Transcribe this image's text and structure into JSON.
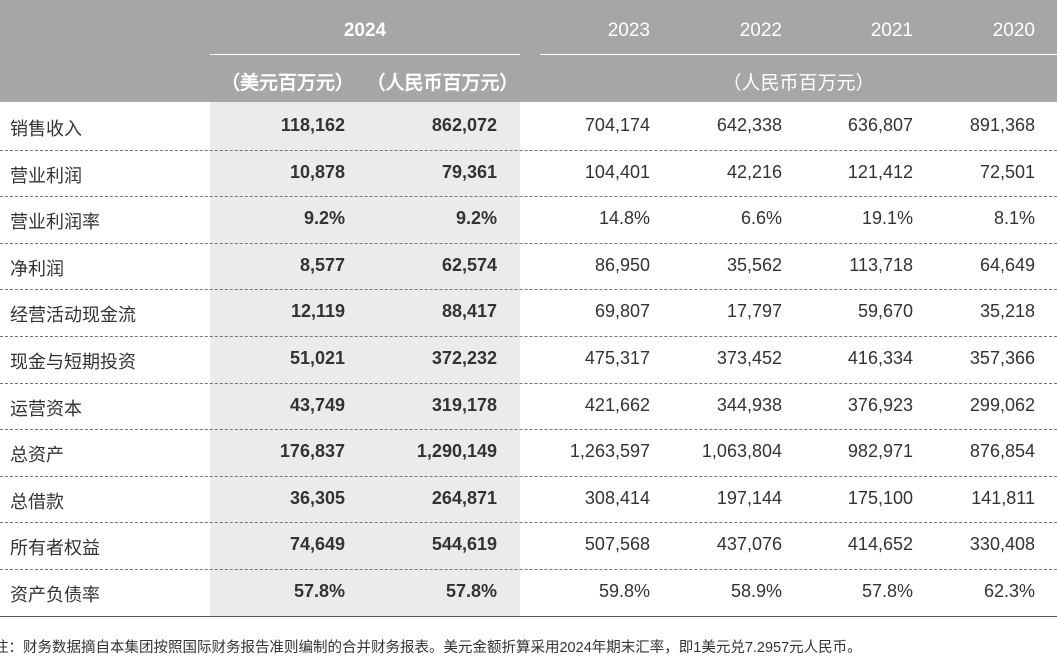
{
  "header": {
    "year_main": "2024",
    "years": [
      "2023",
      "2022",
      "2021",
      "2020"
    ],
    "unit_usd": "（美元百万元）",
    "unit_rmb": "（人民币百万元）",
    "unit_hist": "（人民币百万元）"
  },
  "table": {
    "rows": [
      {
        "label": "销售收入",
        "values": [
          "118,162",
          "862,072",
          "704,174",
          "642,338",
          "636,807",
          "891,368"
        ]
      },
      {
        "label": "营业利润",
        "values": [
          "10,878",
          "79,361",
          "104,401",
          "42,216",
          "121,412",
          "72,501"
        ]
      },
      {
        "label": "营业利润率",
        "values": [
          "9.2%",
          "9.2%",
          "14.8%",
          "6.6%",
          "19.1%",
          "8.1%"
        ]
      },
      {
        "label": "净利润",
        "values": [
          "8,577",
          "62,574",
          "86,950",
          "35,562",
          "113,718",
          "64,649"
        ]
      },
      {
        "label": "经营活动现金流",
        "values": [
          "12,119",
          "88,417",
          "69,807",
          "17,797",
          "59,670",
          "35,218"
        ]
      },
      {
        "label": "现金与短期投资",
        "values": [
          "51,021",
          "372,232",
          "475,317",
          "373,452",
          "416,334",
          "357,366"
        ]
      },
      {
        "label": "运营资本",
        "values": [
          "43,749",
          "319,178",
          "421,662",
          "344,938",
          "376,923",
          "299,062"
        ]
      },
      {
        "label": "总资产",
        "values": [
          "176,837",
          "1,290,149",
          "1,263,597",
          "1,063,804",
          "982,971",
          "876,854"
        ]
      },
      {
        "label": "总借款",
        "values": [
          "36,305",
          "264,871",
          "308,414",
          "197,144",
          "175,100",
          "141,811"
        ]
      },
      {
        "label": "所有者权益",
        "values": [
          "74,649",
          "544,619",
          "507,568",
          "437,076",
          "414,652",
          "330,408"
        ]
      },
      {
        "label": "资产负债率",
        "values": [
          "57.8%",
          "57.8%",
          "59.8%",
          "58.9%",
          "57.8%",
          "62.3%"
        ]
      }
    ]
  },
  "footnote": "注：财务数据摘自本集团按照国际财务报告准则编制的合并财务报表。美元金额折算采用2024年期末汇率，即1美元兑7.2957元人民币。"
}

OBJECTIVE:
Return all the entries word for word, but omit any pictures they contain.

COMPLETE RESPONSE:
Transcribe this image's text and structure into JSON.
{
  "header": {
    "year_main": "2024",
    "years": [
      "2023",
      "2022",
      "2021",
      "2020"
    ],
    "unit_usd": "（美元百万元）",
    "unit_rmb": "（人民币百万元）",
    "unit_hist": "（人民币百万元）"
  },
  "table": {
    "rows": [
      {
        "label": "销售收入",
        "values": [
          "118,162",
          "862,072",
          "704,174",
          "642,338",
          "636,807",
          "891,368"
        ]
      },
      {
        "label": "营业利润",
        "values": [
          "10,878",
          "79,361",
          "104,401",
          "42,216",
          "121,412",
          "72,501"
        ]
      },
      {
        "label": "营业利润率",
        "values": [
          "9.2%",
          "9.2%",
          "14.8%",
          "6.6%",
          "19.1%",
          "8.1%"
        ]
      },
      {
        "label": "净利润",
        "values": [
          "8,577",
          "62,574",
          "86,950",
          "35,562",
          "113,718",
          "64,649"
        ]
      },
      {
        "label": "经营活动现金流",
        "values": [
          "12,119",
          "88,417",
          "69,807",
          "17,797",
          "59,670",
          "35,218"
        ]
      },
      {
        "label": "现金与短期投资",
        "values": [
          "51,021",
          "372,232",
          "475,317",
          "373,452",
          "416,334",
          "357,366"
        ]
      },
      {
        "label": "运营资本",
        "values": [
          "43,749",
          "319,178",
          "421,662",
          "344,938",
          "376,923",
          "299,062"
        ]
      },
      {
        "label": "总资产",
        "values": [
          "176,837",
          "1,290,149",
          "1,263,597",
          "1,063,804",
          "982,971",
          "876,854"
        ]
      },
      {
        "label": "总借款",
        "values": [
          "36,305",
          "264,871",
          "308,414",
          "197,144",
          "175,100",
          "141,811"
        ]
      },
      {
        "label": "所有者权益",
        "values": [
          "74,649",
          "544,619",
          "507,568",
          "437,076",
          "414,652",
          "330,408"
        ]
      },
      {
        "label": "资产负债率",
        "values": [
          "57.8%",
          "57.8%",
          "59.8%",
          "58.9%",
          "57.8%",
          "62.3%"
        ]
      }
    ]
  },
  "footnote": "注：财务数据摘自本集团按照国际财务报告准则编制的合并财务报表。美元金额折算采用2024年期末汇率，即1美元兑7.2957元人民币。"
}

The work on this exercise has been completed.